◆ **Stored data**:
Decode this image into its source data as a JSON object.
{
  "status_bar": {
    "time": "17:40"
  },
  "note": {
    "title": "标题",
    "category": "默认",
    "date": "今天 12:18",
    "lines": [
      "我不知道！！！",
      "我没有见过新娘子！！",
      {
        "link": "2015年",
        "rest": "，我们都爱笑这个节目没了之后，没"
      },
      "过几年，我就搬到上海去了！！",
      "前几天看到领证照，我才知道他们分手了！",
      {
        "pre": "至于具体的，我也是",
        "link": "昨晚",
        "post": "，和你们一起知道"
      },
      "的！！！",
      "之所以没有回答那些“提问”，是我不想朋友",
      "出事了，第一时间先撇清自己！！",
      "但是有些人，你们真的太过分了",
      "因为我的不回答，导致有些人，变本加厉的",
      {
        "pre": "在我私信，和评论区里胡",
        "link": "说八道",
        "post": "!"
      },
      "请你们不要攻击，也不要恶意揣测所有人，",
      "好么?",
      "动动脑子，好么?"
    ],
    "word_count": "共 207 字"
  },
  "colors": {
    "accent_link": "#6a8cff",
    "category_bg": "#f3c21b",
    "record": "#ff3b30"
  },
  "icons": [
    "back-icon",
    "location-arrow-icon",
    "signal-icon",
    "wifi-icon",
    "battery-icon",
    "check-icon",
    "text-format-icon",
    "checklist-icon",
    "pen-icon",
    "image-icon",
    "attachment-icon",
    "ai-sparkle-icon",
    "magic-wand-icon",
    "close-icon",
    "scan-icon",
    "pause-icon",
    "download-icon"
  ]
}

◆ **Exercise**: Print every line of the records exactly. Omit nothing.

◆ **Result for this exercise**:
Decode this image into its source data as a JSON object.
{
  "status_bar": {
    "time": "17:40"
  },
  "note": {
    "title": "标题",
    "category": "默认",
    "date": "今天 12:18",
    "lines": [
      "我不知道！！！",
      "我没有见过新娘子！！",
      {
        "link": "2015年",
        "rest": "，我们都爱笑这个节目没了之后，没"
      },
      "过几年，我就搬到上海去了！！",
      "前几天看到领证照，我才知道他们分手了！",
      {
        "pre": "至于具体的，我也是",
        "link": "昨晚",
        "post": "，和你们一起知道"
      },
      "的！！！",
      "之所以没有回答那些“提问”，是我不想朋友",
      "出事了，第一时间先撇清自己！！",
      "但是有些人，你们真的太过分了",
      "因为我的不回答，导致有些人，变本加厉的",
      {
        "pre": "在我私信，和评论区里胡",
        "link": "说八道",
        "post": "!"
      },
      "请你们不要攻击，也不要恶意揣测所有人，",
      "好么?",
      "动动脑子，好么?"
    ],
    "word_count": "共 207 字"
  },
  "colors": {
    "accent_link": "#6a8cff",
    "category_bg": "#f3c21b",
    "record": "#ff3b30"
  },
  "icons": [
    "back-icon",
    "location-arrow-icon",
    "signal-icon",
    "wifi-icon",
    "battery-icon",
    "check-icon",
    "text-format-icon",
    "checklist-icon",
    "pen-icon",
    "image-icon",
    "attachment-icon",
    "ai-sparkle-icon",
    "magic-wand-icon",
    "close-icon",
    "scan-icon",
    "pause-icon",
    "download-icon"
  ]
}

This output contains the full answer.